WHAT THE EXERCISE ASKS:
Report the count of lines holding "역량강화" in the records, with no other words.

RECORD SET:

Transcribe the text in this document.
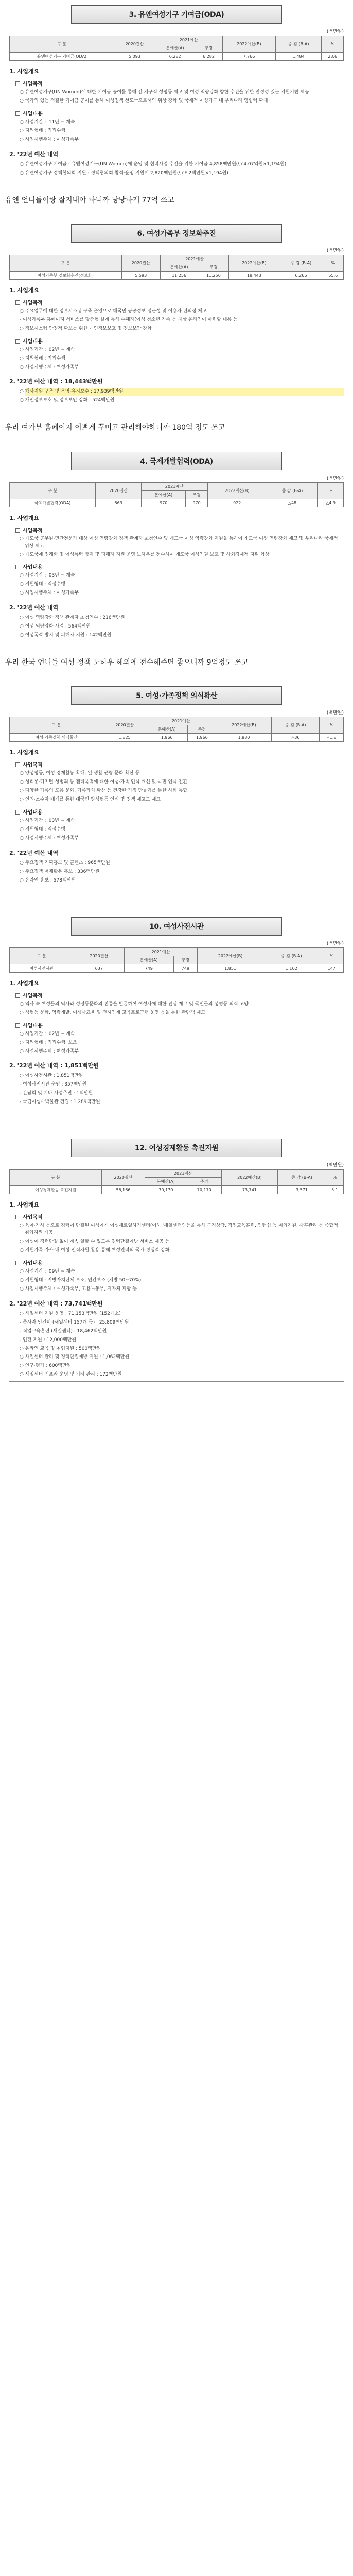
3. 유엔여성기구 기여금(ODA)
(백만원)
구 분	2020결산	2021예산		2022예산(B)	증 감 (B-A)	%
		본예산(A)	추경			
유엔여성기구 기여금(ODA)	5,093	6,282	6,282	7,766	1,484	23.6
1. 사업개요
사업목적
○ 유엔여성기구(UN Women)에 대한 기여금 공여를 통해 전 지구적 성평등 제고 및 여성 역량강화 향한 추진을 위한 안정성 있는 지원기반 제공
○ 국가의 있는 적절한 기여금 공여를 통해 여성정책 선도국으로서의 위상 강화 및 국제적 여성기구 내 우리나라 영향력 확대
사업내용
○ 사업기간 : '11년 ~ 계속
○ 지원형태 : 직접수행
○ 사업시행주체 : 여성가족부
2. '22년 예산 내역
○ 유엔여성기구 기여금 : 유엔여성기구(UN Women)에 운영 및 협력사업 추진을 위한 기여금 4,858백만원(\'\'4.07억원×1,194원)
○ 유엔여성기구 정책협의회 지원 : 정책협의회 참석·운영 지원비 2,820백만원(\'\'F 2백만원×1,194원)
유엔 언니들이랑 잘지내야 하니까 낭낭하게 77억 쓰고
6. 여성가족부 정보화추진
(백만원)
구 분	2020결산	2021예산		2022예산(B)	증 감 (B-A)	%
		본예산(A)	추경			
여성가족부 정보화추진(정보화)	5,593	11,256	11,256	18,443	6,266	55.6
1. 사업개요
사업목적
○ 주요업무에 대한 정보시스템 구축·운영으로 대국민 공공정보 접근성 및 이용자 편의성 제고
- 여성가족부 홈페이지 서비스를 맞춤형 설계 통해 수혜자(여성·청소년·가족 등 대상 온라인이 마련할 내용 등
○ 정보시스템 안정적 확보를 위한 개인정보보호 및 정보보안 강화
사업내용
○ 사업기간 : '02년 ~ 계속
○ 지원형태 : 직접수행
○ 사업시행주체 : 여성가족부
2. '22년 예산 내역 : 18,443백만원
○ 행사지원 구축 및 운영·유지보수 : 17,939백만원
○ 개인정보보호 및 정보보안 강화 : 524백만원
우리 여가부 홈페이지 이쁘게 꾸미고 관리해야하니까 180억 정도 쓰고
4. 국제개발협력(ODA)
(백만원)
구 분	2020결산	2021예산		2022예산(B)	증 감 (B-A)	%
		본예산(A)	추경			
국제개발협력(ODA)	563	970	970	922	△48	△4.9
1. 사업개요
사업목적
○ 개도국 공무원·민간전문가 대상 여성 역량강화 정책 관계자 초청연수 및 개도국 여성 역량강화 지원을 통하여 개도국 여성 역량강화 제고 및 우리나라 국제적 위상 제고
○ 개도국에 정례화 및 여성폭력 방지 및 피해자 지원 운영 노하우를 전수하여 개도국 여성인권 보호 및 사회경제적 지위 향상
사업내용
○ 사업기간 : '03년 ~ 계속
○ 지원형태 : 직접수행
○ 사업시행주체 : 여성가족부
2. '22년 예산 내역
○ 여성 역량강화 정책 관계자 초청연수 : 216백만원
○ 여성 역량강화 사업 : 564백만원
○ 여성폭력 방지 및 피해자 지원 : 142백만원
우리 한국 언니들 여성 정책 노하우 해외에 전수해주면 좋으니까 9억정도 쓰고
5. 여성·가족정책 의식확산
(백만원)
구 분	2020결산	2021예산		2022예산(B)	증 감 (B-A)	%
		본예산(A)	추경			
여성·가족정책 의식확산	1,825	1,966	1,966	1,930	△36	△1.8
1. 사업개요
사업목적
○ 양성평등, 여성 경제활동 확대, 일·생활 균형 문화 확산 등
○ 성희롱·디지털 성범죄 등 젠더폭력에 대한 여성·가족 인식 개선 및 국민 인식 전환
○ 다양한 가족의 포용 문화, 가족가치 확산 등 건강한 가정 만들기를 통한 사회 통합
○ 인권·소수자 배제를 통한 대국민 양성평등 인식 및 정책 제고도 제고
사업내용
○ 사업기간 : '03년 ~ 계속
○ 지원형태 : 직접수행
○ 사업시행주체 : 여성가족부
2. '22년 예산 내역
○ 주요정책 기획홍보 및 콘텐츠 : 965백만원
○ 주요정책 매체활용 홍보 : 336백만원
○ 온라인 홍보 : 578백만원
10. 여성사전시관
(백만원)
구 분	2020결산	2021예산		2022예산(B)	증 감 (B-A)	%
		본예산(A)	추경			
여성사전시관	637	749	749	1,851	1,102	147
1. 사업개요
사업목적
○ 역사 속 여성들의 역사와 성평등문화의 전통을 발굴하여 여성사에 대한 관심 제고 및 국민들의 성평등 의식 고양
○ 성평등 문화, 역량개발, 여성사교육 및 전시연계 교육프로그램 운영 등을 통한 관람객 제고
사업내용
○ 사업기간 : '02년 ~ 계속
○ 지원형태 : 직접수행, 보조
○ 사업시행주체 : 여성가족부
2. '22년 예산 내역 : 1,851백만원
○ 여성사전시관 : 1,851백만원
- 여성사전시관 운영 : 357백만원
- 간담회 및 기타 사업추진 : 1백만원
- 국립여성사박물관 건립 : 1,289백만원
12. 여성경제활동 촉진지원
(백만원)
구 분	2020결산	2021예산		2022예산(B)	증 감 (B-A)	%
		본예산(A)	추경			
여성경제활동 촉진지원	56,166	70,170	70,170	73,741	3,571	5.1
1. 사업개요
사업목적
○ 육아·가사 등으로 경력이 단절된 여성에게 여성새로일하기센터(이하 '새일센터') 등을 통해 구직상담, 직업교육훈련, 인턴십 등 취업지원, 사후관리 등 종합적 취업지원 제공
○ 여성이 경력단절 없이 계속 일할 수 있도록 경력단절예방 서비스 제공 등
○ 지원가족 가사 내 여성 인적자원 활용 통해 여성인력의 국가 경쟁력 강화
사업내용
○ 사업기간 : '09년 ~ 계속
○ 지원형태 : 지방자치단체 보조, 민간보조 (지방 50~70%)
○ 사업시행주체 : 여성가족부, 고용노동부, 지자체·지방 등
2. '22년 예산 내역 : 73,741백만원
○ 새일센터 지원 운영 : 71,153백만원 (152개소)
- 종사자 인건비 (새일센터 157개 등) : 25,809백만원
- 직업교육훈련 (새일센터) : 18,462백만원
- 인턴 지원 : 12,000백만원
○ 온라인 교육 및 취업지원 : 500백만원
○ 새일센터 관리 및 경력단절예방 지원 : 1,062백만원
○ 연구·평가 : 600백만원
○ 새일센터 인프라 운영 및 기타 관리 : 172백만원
...
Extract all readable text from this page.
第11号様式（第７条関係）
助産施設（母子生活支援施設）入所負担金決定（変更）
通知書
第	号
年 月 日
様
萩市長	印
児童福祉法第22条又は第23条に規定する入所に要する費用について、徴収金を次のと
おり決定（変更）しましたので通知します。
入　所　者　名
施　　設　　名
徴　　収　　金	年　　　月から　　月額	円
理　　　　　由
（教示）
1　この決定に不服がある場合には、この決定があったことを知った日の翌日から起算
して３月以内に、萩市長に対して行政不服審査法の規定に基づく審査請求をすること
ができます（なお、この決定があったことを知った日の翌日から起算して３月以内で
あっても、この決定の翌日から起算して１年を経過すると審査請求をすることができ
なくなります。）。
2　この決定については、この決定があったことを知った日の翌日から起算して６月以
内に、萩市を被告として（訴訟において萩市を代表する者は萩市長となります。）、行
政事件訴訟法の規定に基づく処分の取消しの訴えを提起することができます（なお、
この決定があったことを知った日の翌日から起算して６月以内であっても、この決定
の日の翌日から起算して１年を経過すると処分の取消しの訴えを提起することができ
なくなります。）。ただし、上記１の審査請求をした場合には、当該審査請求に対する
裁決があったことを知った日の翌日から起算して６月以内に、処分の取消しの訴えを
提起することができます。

EXPECTED ANSWER:
4